▶ Stated goal:
Would you output the whole listing below, exactly as it reads?

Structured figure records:

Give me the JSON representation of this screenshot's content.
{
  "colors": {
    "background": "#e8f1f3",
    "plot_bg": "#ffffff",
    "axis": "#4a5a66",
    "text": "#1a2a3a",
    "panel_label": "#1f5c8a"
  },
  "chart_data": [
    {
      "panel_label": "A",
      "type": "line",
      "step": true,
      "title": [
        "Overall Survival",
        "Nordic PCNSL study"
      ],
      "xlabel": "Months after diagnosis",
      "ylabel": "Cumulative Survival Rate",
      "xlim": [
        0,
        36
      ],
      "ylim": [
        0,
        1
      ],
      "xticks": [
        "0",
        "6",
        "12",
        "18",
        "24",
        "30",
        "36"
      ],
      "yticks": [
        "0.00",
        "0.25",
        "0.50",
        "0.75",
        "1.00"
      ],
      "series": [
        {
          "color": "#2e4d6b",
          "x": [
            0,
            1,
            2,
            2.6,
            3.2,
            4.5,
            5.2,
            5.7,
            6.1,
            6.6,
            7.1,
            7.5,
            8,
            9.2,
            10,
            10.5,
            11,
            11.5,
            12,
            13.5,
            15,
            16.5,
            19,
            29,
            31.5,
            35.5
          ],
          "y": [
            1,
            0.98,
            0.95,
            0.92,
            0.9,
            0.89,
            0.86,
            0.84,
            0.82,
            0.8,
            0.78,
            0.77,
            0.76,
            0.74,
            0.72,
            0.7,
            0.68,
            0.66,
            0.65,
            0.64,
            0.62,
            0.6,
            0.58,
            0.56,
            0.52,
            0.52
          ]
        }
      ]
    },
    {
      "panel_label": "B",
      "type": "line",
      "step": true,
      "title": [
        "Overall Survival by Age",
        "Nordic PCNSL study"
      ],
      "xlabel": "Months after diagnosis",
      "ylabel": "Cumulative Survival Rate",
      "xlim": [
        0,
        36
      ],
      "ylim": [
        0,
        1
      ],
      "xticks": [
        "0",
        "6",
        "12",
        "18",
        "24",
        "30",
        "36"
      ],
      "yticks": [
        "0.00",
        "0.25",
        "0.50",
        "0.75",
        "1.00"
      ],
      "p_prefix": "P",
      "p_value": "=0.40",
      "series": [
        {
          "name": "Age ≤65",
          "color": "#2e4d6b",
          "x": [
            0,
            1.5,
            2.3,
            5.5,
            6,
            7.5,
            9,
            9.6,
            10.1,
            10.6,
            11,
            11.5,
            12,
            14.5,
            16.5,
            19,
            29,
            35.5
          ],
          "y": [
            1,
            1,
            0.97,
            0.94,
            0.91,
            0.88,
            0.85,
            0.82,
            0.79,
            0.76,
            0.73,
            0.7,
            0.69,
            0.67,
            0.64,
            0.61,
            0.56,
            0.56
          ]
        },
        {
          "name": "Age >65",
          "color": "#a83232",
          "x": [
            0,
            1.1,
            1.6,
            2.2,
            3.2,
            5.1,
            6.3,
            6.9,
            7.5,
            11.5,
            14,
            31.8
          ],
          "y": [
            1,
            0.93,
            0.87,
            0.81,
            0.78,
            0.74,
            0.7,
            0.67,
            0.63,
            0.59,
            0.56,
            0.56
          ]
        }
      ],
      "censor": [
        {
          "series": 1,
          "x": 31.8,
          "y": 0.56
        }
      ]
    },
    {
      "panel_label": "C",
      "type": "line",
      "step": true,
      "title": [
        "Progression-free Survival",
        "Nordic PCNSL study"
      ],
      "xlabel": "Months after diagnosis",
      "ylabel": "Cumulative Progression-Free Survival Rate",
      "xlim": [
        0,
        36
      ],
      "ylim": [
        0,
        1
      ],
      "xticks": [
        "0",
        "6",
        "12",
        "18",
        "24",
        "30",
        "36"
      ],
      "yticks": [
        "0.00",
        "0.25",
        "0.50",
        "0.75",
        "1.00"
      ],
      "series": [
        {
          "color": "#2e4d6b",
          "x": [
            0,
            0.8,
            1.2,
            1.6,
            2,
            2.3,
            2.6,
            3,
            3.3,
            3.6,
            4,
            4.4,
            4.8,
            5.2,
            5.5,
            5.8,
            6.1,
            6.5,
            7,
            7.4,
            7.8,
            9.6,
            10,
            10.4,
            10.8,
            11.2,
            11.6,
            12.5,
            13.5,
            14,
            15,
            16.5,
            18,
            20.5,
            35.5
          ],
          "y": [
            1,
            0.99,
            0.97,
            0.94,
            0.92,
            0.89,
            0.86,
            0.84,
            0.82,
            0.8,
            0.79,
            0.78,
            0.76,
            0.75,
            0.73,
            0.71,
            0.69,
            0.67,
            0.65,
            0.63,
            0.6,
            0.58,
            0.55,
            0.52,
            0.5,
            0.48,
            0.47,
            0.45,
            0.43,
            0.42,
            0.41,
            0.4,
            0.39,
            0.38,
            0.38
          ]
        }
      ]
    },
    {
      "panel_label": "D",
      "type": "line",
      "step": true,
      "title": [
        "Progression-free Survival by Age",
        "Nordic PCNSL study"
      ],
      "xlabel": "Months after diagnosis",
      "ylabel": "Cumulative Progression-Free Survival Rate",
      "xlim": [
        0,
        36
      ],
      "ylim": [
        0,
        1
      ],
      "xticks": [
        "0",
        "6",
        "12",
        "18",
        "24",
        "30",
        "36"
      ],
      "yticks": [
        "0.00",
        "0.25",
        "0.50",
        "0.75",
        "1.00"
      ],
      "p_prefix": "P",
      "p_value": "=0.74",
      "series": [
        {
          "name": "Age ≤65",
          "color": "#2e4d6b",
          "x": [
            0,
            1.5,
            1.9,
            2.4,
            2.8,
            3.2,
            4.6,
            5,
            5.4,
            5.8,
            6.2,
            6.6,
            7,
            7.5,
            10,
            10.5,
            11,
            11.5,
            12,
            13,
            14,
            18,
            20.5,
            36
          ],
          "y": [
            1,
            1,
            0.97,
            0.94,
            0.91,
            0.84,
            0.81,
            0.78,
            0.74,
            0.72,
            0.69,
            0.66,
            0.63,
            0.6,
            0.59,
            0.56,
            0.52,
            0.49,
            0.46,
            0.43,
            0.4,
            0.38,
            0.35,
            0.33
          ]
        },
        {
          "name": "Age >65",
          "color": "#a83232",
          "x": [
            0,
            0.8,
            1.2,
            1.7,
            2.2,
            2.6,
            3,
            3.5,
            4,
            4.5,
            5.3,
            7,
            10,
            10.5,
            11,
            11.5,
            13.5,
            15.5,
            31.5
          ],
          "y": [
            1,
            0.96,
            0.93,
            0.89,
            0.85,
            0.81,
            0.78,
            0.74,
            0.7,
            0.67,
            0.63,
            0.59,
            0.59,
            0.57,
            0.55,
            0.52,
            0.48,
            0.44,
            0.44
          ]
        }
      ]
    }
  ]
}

▶ Correct output:
Give me the JSON representation of this screenshot's content.
{
  "colors": {
    "background": "#e8f1f3",
    "plot_bg": "#ffffff",
    "axis": "#4a5a66",
    "text": "#1a2a3a",
    "panel_label": "#1f5c8a"
  },
  "chart_data": [
    {
      "panel_label": "A",
      "type": "line",
      "step": true,
      "title": [
        "Overall Survival",
        "Nordic PCNSL study"
      ],
      "xlabel": "Months after diagnosis",
      "ylabel": "Cumulative Survival Rate",
      "xlim": [
        0,
        36
      ],
      "ylim": [
        0,
        1
      ],
      "xticks": [
        "0",
        "6",
        "12",
        "18",
        "24",
        "30",
        "36"
      ],
      "yticks": [
        "0.00",
        "0.25",
        "0.50",
        "0.75",
        "1.00"
      ],
      "series": [
        {
          "color": "#2e4d6b",
          "x": [
            0,
            1,
            2,
            2.6,
            3.2,
            4.5,
            5.2,
            5.7,
            6.1,
            6.6,
            7.1,
            7.5,
            8,
            9.2,
            10,
            10.5,
            11,
            11.5,
            12,
            13.5,
            15,
            16.5,
            19,
            29,
            31.5,
            35.5
          ],
          "y": [
            1,
            0.98,
            0.95,
            0.92,
            0.9,
            0.89,
            0.86,
            0.84,
            0.82,
            0.8,
            0.78,
            0.77,
            0.76,
            0.74,
            0.72,
            0.7,
            0.68,
            0.66,
            0.65,
            0.64,
            0.62,
            0.6,
            0.58,
            0.56,
            0.52,
            0.52
          ]
        }
      ]
    },
    {
      "panel_label": "B",
      "type": "line",
      "step": true,
      "title": [
        "Overall Survival by Age",
        "Nordic PCNSL study"
      ],
      "xlabel": "Months after diagnosis",
      "ylabel": "Cumulative Survival Rate",
      "xlim": [
        0,
        36
      ],
      "ylim": [
        0,
        1
      ],
      "xticks": [
        "0",
        "6",
        "12",
        "18",
        "24",
        "30",
        "36"
      ],
      "yticks": [
        "0.00",
        "0.25",
        "0.50",
        "0.75",
        "1.00"
      ],
      "p_prefix": "P",
      "p_value": "=0.40",
      "series": [
        {
          "name": "Age ≤65",
          "color": "#2e4d6b",
          "x": [
            0,
            1.5,
            2.3,
            5.5,
            6,
            7.5,
            9,
            9.6,
            10.1,
            10.6,
            11,
            11.5,
            12,
            14.5,
            16.5,
            19,
            29,
            35.5
          ],
          "y": [
            1,
            1,
            0.97,
            0.94,
            0.91,
            0.88,
            0.85,
            0.82,
            0.79,
            0.76,
            0.73,
            0.7,
            0.69,
            0.67,
            0.64,
            0.61,
            0.56,
            0.56
          ]
        },
        {
          "name": "Age >65",
          "color": "#a83232",
          "x": [
            0,
            1.1,
            1.6,
            2.2,
            3.2,
            5.1,
            6.3,
            6.9,
            7.5,
            11.5,
            14,
            31.8
          ],
          "y": [
            1,
            0.93,
            0.87,
            0.81,
            0.78,
            0.74,
            0.7,
            0.67,
            0.63,
            0.59,
            0.56,
            0.56
          ]
        }
      ],
      "censor": [
        {
          "series": 1,
          "x": 31.8,
          "y": 0.56
        }
      ]
    },
    {
      "panel_label": "C",
      "type": "line",
      "step": true,
      "title": [
        "Progression-free Survival",
        "Nordic PCNSL study"
      ],
      "xlabel": "Months after diagnosis",
      "ylabel": "Cumulative Progression-Free Survival Rate",
      "xlim": [
        0,
        36
      ],
      "ylim": [
        0,
        1
      ],
      "xticks": [
        "0",
        "6",
        "12",
        "18",
        "24",
        "30",
        "36"
      ],
      "yticks": [
        "0.00",
        "0.25",
        "0.50",
        "0.75",
        "1.00"
      ],
      "series": [
        {
          "color": "#2e4d6b",
          "x": [
            0,
            0.8,
            1.2,
            1.6,
            2,
            2.3,
            2.6,
            3,
            3.3,
            3.6,
            4,
            4.4,
            4.8,
            5.2,
            5.5,
            5.8,
            6.1,
            6.5,
            7,
            7.4,
            7.8,
            9.6,
            10,
            10.4,
            10.8,
            11.2,
            11.6,
            12.5,
            13.5,
            14,
            15,
            16.5,
            18,
            20.5,
            35.5
          ],
          "y": [
            1,
            0.99,
            0.97,
            0.94,
            0.92,
            0.89,
            0.86,
            0.84,
            0.82,
            0.8,
            0.79,
            0.78,
            0.76,
            0.75,
            0.73,
            0.71,
            0.69,
            0.67,
            0.65,
            0.63,
            0.6,
            0.58,
            0.55,
            0.52,
            0.5,
            0.48,
            0.47,
            0.45,
            0.43,
            0.42,
            0.41,
            0.4,
            0.39,
            0.38,
            0.38
          ]
        }
      ]
    },
    {
      "panel_label": "D",
      "type": "line",
      "step": true,
      "title": [
        "Progression-free Survival by Age",
        "Nordic PCNSL study"
      ],
      "xlabel": "Months after diagnosis",
      "ylabel": "Cumulative Progression-Free Survival Rate",
      "xlim": [
        0,
        36
      ],
      "ylim": [
        0,
        1
      ],
      "xticks": [
        "0",
        "6",
        "12",
        "18",
        "24",
        "30",
        "36"
      ],
      "yticks": [
        "0.00",
        "0.25",
        "0.50",
        "0.75",
        "1.00"
      ],
      "p_prefix": "P",
      "p_value": "=0.74",
      "series": [
        {
          "name": "Age ≤65",
          "color": "#2e4d6b",
          "x": [
            0,
            1.5,
            1.9,
            2.4,
            2.8,
            3.2,
            4.6,
            5,
            5.4,
            5.8,
            6.2,
            6.6,
            7,
            7.5,
            10,
            10.5,
            11,
            11.5,
            12,
            13,
            14,
            18,
            20.5,
            36
          ],
          "y": [
            1,
            1,
            0.97,
            0.94,
            0.91,
            0.84,
            0.81,
            0.78,
            0.74,
            0.72,
            0.69,
            0.66,
            0.63,
            0.6,
            0.59,
            0.56,
            0.52,
            0.49,
            0.46,
            0.43,
            0.4,
            0.38,
            0.35,
            0.33
          ]
        },
        {
          "name": "Age >65",
          "color": "#a83232",
          "x": [
            0,
            0.8,
            1.2,
            1.7,
            2.2,
            2.6,
            3,
            3.5,
            4,
            4.5,
            5.3,
            7,
            10,
            10.5,
            11,
            11.5,
            13.5,
            15.5,
            31.5
          ],
          "y": [
            1,
            0.96,
            0.93,
            0.89,
            0.85,
            0.81,
            0.78,
            0.74,
            0.7,
            0.67,
            0.63,
            0.59,
            0.59,
            0.57,
            0.55,
            0.52,
            0.48,
            0.44,
            0.44
          ]
        }
      ]
    }
  ]
}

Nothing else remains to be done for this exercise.